> [What is needed]:
Of the lines in the listing below, how many hold "legend"? Answer with the number only.

[Material start]

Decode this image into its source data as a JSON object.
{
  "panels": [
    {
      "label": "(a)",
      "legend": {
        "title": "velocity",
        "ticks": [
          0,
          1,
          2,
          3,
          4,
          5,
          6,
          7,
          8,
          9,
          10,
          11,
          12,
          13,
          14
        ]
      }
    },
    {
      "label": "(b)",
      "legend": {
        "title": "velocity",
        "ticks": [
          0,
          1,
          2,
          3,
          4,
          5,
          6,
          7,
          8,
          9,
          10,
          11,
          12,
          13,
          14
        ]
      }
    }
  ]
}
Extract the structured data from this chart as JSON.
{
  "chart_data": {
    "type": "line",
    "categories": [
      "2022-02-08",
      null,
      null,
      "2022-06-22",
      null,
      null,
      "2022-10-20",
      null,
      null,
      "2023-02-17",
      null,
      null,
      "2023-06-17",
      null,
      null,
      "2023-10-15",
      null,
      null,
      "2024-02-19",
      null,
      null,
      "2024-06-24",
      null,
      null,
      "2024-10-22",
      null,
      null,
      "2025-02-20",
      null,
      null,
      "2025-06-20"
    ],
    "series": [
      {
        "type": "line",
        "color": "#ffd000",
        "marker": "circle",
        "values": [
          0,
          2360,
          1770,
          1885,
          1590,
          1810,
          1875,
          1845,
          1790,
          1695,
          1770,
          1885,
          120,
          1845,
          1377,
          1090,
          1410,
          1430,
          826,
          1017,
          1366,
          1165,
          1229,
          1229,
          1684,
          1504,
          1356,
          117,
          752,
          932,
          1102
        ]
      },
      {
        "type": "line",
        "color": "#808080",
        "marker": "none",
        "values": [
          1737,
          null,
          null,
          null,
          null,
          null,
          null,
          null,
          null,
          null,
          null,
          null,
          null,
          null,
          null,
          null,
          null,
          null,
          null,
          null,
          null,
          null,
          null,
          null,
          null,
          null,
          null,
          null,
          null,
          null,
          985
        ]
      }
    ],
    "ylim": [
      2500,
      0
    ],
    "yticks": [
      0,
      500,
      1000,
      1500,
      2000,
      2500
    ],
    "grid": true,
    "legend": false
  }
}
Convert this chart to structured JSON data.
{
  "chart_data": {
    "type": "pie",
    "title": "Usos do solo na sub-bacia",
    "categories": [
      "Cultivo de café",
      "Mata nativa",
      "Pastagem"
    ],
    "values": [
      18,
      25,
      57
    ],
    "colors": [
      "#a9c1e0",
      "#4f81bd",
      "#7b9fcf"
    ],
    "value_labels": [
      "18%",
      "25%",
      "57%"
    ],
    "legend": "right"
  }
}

[Material end]

> [Problem solution]:
4